* THE TASK
Reproduce the material in full, exactly as written.

* RECORDS PROVIDED
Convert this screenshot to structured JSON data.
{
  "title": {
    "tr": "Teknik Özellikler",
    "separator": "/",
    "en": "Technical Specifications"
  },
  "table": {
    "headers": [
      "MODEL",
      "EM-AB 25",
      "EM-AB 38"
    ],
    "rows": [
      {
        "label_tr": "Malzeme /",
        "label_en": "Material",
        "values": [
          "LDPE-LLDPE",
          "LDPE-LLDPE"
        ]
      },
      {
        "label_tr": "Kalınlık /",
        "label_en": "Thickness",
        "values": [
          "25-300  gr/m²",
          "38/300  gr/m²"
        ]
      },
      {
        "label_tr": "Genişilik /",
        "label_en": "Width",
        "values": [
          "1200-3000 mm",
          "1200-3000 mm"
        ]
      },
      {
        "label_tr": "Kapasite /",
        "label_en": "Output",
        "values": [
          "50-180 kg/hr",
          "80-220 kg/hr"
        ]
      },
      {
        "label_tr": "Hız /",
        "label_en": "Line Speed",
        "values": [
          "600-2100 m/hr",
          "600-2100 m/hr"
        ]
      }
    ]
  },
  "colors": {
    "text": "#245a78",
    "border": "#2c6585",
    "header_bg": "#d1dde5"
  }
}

* ANSWER TO THE EXERCISE
Convert this screenshot to structured JSON data.
{
  "title": {
    "tr": "Teknik Özellikler",
    "separator": "/",
    "en": "Technical Specifications"
  },
  "table": {
    "headers": [
      "MODEL",
      "EM-AB 25",
      "EM-AB 38"
    ],
    "rows": [
      {
        "label_tr": "Malzeme /",
        "label_en": "Material",
        "values": [
          "LDPE-LLDPE",
          "LDPE-LLDPE"
        ]
      },
      {
        "label_tr": "Kalınlık /",
        "label_en": "Thickness",
        "values": [
          "25-300  gr/m²",
          "38/300  gr/m²"
        ]
      },
      {
        "label_tr": "Genişilik /",
        "label_en": "Width",
        "values": [
          "1200-3000 mm",
          "1200-3000 mm"
        ]
      },
      {
        "label_tr": "Kapasite /",
        "label_en": "Output",
        "values": [
          "50-180 kg/hr",
          "80-220 kg/hr"
        ]
      },
      {
        "label_tr": "Hız /",
        "label_en": "Line Speed",
        "values": [
          "600-2100 m/hr",
          "600-2100 m/hr"
        ]
      }
    ]
  },
  "colors": {
    "text": "#245a78",
    "border": "#2c6585",
    "header_bg": "#d1dde5"
  }
}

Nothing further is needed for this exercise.